* [GOAL OF THE EXERCISE]: Extract every line from the records below that contains the word "sample".
::::::::::
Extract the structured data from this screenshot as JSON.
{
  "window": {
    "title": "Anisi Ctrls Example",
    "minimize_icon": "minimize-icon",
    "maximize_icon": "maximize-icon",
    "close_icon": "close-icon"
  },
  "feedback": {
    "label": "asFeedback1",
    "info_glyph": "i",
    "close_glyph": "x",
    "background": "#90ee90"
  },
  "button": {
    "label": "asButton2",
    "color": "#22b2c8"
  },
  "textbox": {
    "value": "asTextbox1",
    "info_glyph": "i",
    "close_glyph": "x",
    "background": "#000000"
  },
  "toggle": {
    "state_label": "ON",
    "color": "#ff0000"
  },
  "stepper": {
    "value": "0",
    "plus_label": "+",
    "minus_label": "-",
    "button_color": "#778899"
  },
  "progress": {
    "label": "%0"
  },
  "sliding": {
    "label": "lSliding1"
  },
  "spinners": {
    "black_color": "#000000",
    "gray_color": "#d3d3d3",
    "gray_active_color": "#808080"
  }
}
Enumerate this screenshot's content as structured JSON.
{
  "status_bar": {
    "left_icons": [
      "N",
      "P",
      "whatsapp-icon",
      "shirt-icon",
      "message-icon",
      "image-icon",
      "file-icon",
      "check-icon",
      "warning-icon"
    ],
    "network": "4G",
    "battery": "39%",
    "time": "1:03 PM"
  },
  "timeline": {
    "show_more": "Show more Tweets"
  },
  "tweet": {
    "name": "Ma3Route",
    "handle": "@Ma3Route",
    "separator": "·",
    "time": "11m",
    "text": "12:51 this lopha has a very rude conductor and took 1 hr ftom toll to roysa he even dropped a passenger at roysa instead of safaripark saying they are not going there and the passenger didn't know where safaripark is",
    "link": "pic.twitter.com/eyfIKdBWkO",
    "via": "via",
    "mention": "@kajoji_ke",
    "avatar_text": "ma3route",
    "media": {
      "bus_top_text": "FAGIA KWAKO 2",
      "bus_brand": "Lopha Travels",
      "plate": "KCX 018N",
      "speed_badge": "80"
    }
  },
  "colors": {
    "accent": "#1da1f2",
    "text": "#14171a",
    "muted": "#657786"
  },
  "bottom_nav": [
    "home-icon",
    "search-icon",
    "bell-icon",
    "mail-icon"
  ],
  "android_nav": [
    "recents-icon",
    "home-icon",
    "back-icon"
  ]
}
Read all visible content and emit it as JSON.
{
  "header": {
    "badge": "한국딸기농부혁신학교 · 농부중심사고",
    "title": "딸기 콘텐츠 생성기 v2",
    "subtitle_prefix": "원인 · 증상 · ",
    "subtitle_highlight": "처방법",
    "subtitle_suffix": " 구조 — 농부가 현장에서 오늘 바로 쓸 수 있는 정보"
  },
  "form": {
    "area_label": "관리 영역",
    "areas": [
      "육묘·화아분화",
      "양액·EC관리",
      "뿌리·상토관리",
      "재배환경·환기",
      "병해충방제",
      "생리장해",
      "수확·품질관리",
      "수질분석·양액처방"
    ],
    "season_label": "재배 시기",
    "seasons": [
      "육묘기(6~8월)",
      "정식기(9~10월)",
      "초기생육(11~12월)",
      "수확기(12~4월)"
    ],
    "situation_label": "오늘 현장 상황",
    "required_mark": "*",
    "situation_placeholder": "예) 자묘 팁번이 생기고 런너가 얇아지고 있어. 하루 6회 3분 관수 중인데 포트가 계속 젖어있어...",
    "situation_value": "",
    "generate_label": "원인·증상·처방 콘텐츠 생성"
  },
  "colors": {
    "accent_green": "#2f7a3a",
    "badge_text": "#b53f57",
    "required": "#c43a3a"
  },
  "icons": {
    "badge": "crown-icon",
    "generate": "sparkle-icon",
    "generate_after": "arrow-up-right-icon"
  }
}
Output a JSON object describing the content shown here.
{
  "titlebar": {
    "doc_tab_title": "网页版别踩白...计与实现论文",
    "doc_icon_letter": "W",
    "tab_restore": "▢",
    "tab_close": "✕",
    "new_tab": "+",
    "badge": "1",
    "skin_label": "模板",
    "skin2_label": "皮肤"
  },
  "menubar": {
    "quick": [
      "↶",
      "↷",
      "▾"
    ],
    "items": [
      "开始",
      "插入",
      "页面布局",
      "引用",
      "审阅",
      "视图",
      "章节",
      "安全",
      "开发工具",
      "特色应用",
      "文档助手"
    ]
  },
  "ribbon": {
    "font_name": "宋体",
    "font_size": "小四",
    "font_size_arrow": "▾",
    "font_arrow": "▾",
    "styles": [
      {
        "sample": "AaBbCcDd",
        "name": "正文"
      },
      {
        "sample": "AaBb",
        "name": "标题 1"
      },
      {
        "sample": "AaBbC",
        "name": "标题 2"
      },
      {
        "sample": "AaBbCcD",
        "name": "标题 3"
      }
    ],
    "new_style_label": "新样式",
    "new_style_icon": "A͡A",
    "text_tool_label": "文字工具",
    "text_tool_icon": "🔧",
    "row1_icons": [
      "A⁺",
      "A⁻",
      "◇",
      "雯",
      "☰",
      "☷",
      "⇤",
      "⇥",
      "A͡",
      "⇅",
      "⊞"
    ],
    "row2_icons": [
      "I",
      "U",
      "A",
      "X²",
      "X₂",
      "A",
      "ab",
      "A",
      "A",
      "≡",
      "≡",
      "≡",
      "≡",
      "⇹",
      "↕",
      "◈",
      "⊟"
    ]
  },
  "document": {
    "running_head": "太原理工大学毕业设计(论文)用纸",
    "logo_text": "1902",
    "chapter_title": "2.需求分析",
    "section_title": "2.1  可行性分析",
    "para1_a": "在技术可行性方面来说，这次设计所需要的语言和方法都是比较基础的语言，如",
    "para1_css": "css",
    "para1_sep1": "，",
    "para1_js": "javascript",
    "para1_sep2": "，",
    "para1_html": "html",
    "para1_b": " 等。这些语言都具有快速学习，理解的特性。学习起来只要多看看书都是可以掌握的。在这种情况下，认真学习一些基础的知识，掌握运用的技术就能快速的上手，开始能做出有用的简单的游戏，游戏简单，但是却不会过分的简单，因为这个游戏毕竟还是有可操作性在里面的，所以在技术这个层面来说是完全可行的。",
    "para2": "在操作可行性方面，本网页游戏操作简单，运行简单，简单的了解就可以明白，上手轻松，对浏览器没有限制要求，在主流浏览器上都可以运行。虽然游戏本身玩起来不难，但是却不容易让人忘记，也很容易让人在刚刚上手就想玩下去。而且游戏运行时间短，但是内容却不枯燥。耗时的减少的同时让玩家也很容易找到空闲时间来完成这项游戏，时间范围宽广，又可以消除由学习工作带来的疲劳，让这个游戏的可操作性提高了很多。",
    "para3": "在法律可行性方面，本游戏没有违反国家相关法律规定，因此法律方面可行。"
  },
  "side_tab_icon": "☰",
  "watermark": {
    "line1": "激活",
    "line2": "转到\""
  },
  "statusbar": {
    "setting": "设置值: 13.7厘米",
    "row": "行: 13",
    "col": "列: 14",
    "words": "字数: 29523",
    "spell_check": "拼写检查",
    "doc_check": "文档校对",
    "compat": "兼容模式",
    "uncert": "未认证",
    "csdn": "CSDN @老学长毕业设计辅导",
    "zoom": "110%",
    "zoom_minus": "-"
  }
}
::::::::::
* [RESULT OF THE TASK]:
        "sample": "AaBbCcDd",
        "sample": "AaBb",
        "sample": "AaBbC",
        "sample": "AaBbCcD",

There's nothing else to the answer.